***** RECORDED DATA

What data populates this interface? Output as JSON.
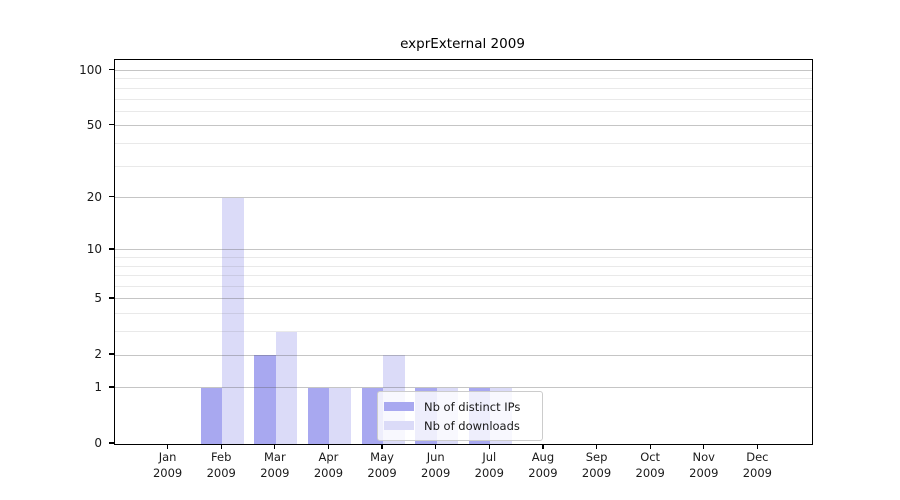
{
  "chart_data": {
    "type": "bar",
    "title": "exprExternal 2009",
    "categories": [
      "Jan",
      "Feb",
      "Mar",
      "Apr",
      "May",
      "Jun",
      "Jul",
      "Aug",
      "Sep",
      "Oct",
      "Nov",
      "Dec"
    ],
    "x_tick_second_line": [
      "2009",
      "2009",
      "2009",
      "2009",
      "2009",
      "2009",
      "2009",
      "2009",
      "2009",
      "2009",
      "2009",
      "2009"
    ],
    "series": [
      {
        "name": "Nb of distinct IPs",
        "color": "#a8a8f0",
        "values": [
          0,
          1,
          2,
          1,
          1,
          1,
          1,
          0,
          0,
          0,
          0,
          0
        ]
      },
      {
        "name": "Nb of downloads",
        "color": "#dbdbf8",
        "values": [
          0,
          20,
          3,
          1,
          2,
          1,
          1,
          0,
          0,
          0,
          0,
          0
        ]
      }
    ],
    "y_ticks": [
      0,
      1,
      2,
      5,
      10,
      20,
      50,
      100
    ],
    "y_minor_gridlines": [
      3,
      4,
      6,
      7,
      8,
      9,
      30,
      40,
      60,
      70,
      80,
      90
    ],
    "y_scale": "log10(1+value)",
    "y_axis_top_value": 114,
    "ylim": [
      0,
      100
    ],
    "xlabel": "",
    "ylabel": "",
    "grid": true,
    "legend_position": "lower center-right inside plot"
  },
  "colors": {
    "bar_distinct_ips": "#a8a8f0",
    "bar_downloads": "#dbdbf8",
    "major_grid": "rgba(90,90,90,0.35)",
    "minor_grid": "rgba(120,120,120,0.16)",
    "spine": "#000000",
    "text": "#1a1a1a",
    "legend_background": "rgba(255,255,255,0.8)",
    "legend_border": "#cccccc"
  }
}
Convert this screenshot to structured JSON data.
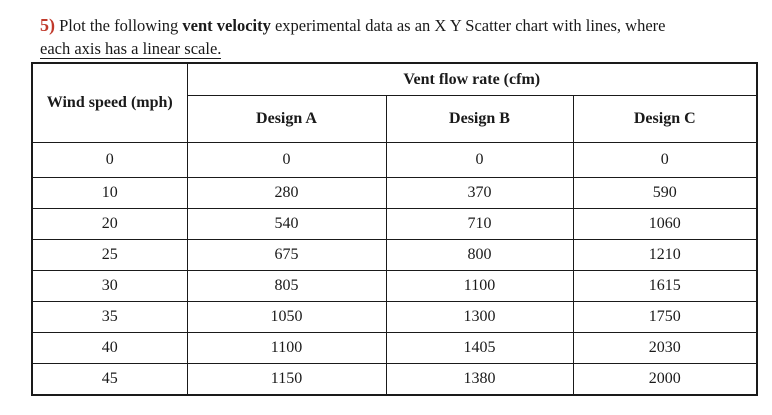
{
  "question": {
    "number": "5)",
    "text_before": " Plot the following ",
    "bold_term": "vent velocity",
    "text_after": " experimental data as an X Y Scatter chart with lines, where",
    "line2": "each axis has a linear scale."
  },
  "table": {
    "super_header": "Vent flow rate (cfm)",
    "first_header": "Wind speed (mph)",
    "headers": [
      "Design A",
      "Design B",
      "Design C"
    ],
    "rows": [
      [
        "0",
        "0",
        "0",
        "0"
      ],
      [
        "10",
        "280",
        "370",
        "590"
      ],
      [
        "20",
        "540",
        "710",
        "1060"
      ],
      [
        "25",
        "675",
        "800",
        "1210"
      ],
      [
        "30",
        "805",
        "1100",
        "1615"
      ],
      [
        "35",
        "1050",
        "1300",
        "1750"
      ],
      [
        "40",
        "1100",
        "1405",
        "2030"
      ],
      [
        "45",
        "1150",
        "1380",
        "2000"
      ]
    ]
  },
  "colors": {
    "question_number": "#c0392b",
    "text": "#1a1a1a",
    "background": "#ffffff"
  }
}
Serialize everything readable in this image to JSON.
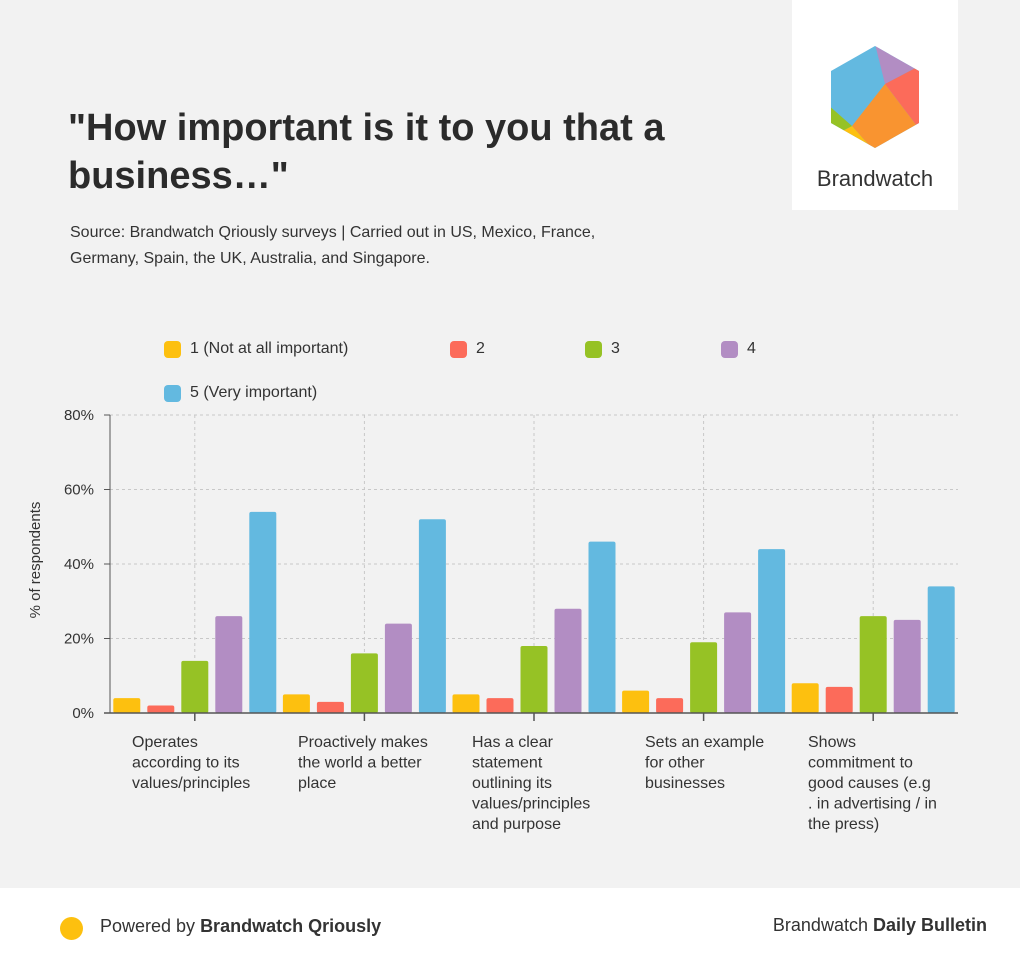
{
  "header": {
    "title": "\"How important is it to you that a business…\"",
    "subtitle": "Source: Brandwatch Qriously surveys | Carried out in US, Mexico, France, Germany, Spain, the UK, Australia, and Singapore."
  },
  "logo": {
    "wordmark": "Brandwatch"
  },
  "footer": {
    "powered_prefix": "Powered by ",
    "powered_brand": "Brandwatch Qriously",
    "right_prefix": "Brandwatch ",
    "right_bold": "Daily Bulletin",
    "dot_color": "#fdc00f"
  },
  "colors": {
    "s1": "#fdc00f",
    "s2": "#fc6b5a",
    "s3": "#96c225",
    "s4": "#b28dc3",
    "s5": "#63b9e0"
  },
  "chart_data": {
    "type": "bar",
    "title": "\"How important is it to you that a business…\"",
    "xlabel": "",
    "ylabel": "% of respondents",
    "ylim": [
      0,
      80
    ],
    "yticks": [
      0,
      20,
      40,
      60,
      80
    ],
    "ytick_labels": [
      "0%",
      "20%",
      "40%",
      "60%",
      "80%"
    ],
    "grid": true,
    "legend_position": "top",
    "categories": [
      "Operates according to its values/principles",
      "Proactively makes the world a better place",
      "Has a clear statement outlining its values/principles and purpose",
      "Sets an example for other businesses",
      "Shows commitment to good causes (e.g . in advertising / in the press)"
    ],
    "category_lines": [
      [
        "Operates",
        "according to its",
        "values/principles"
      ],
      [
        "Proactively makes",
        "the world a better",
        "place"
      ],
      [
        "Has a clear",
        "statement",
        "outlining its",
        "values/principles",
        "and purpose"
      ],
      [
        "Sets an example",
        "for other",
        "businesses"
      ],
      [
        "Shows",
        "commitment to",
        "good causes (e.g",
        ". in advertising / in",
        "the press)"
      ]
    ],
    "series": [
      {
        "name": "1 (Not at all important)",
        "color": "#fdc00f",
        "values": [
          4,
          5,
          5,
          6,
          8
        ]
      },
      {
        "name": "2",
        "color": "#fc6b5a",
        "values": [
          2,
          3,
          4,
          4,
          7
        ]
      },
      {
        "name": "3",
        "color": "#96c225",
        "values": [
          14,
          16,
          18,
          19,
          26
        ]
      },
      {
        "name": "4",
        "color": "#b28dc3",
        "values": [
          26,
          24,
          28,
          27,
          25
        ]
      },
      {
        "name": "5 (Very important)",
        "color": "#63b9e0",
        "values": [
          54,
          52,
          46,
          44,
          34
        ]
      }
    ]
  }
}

**********

▶ **GOAL**
Copy the data character for character, but drop all pictures from the copy.

▶ **ANSWER TO THE TASK**
What data populates this interface? Output as JSON.
{
  "chart_data": {
    "type": "bar",
    "title": "exprExternal 2009",
    "categories": [
      "Jan",
      "Feb",
      "Mar",
      "Apr",
      "May",
      "Jun",
      "Jul",
      "Aug",
      "Sep",
      "Oct",
      "Nov",
      "Dec"
    ],
    "x_tick_second_line": [
      "2009",
      "2009",
      "2009",
      "2009",
      "2009",
      "2009",
      "2009",
      "2009",
      "2009",
      "2009",
      "2009",
      "2009"
    ],
    "series": [
      {
        "name": "Nb of distinct IPs",
        "color": "#a8a8f0",
        "values": [
          0,
          1,
          2,
          1,
          1,
          1,
          1,
          0,
          0,
          0,
          0,
          0
        ]
      },
      {
        "name": "Nb of downloads",
        "color": "#dbdbf8",
        "values": [
          0,
          20,
          3,
          1,
          2,
          1,
          1,
          0,
          0,
          0,
          0,
          0
        ]
      }
    ],
    "y_ticks": [
      0,
      1,
      2,
      5,
      10,
      20,
      50,
      100
    ],
    "y_minor_gridlines": [
      3,
      4,
      6,
      7,
      8,
      9,
      30,
      40,
      60,
      70,
      80,
      90
    ],
    "y_scale": "log10(1+value)",
    "y_axis_top_value": 114,
    "ylim": [
      0,
      100
    ],
    "xlabel": "",
    "ylabel": "",
    "grid": true,
    "legend_position": "lower center-right inside plot"
  },
  "colors": {
    "bar_distinct_ips": "#a8a8f0",
    "bar_downloads": "#dbdbf8",
    "major_grid": "rgba(90,90,90,0.35)",
    "minor_grid": "rgba(120,120,120,0.16)",
    "spine": "#000000",
    "text": "#1a1a1a",
    "legend_background": "rgba(255,255,255,0.8)",
    "legend_border": "#cccccc"
  }
}
Convert this screenshot to structured JSON data.
{
  "question": {
    "number": "5)",
    "text_before": " Plot the following ",
    "bold_term": "vent velocity",
    "text_after": " experimental data as an X Y Scatter chart with lines, where",
    "line2": "each axis has a linear scale."
  },
  "table": {
    "super_header": "Vent flow rate (cfm)",
    "first_header": "Wind speed (mph)",
    "headers": [
      "Design A",
      "Design B",
      "Design C"
    ],
    "rows": [
      [
        "0",
        "0",
        "0",
        "0"
      ],
      [
        "10",
        "280",
        "370",
        "590"
      ],
      [
        "20",
        "540",
        "710",
        "1060"
      ],
      [
        "25",
        "675",
        "800",
        "1210"
      ],
      [
        "30",
        "805",
        "1100",
        "1615"
      ],
      [
        "35",
        "1050",
        "1300",
        "1750"
      ],
      [
        "40",
        "1100",
        "1405",
        "2030"
      ],
      [
        "45",
        "1150",
        "1380",
        "2000"
      ]
    ]
  },
  "colors": {
    "question_number": "#c0392b",
    "text": "#1a1a1a",
    "background": "#ffffff"
  }
}
Serialize everything readable in this image to JSON.
{
  "header": {
    "title": "\"How important is it to you that a business…\"",
    "subtitle": "Source: Brandwatch Qriously surveys | Carried out in US, Mexico, France, Germany, Spain, the UK, Australia, and Singapore."
  },
  "logo": {
    "wordmark": "Brandwatch"
  },
  "footer": {
    "powered_prefix": "Powered by ",
    "powered_brand": "Brandwatch Qriously",
    "right_prefix": "Brandwatch ",
    "right_bold": "Daily Bulletin",
    "dot_color": "#fdc00f"
  },
  "colors": {
    "s1": "#fdc00f",
    "s2": "#fc6b5a",
    "s3": "#96c225",
    "s4": "#b28dc3",
    "s5": "#63b9e0"
  },
  "chart_data": {
    "type": "bar",
    "title": "\"How important is it to you that a business…\"",
    "xlabel": "",
    "ylabel": "% of respondents",
    "ylim": [
      0,
      80
    ],
    "yticks": [
      0,
      20,
      40,
      60,
      80
    ],
    "ytick_labels": [
      "0%",
      "20%",
      "40%",
      "60%",
      "80%"
    ],
    "grid": true,
    "legend_position": "top",
    "categories": [
      "Operates according to its values/principles",
      "Proactively makes the world a better place",
      "Has a clear statement outlining its values/principles and purpose",
      "Sets an example for other businesses",
      "Shows commitment to good causes (e.g . in advertising / in the press)"
    ],
    "category_lines": [
      [
        "Operates",
        "according to its",
        "values/principles"
      ],
      [
        "Proactively makes",
        "the world a better",
        "place"
      ],
      [
        "Has a clear",
        "statement",
        "outlining its",
        "values/principles",
        "and purpose"
      ],
      [
        "Sets an example",
        "for other",
        "businesses"
      ],
      [
        "Shows",
        "commitment to",
        "good causes (e.g",
        ". in advertising / in",
        "the press)"
      ]
    ],
    "series": [
      {
        "name": "1 (Not at all important)",
        "color": "#fdc00f",
        "values": [
          4,
          5,
          5,
          6,
          8
        ]
      },
      {
        "name": "2",
        "color": "#fc6b5a",
        "values": [
          2,
          3,
          4,
          4,
          7
        ]
      },
      {
        "name": "3",
        "color": "#96c225",
        "values": [
          14,
          16,
          18,
          19,
          26
        ]
      },
      {
        "name": "4",
        "color": "#b28dc3",
        "values": [
          26,
          24,
          28,
          27,
          25
        ]
      },
      {
        "name": "5 (Very important)",
        "color": "#63b9e0",
        "values": [
          54,
          52,
          46,
          44,
          34
        ]
      }
    ]
  }
}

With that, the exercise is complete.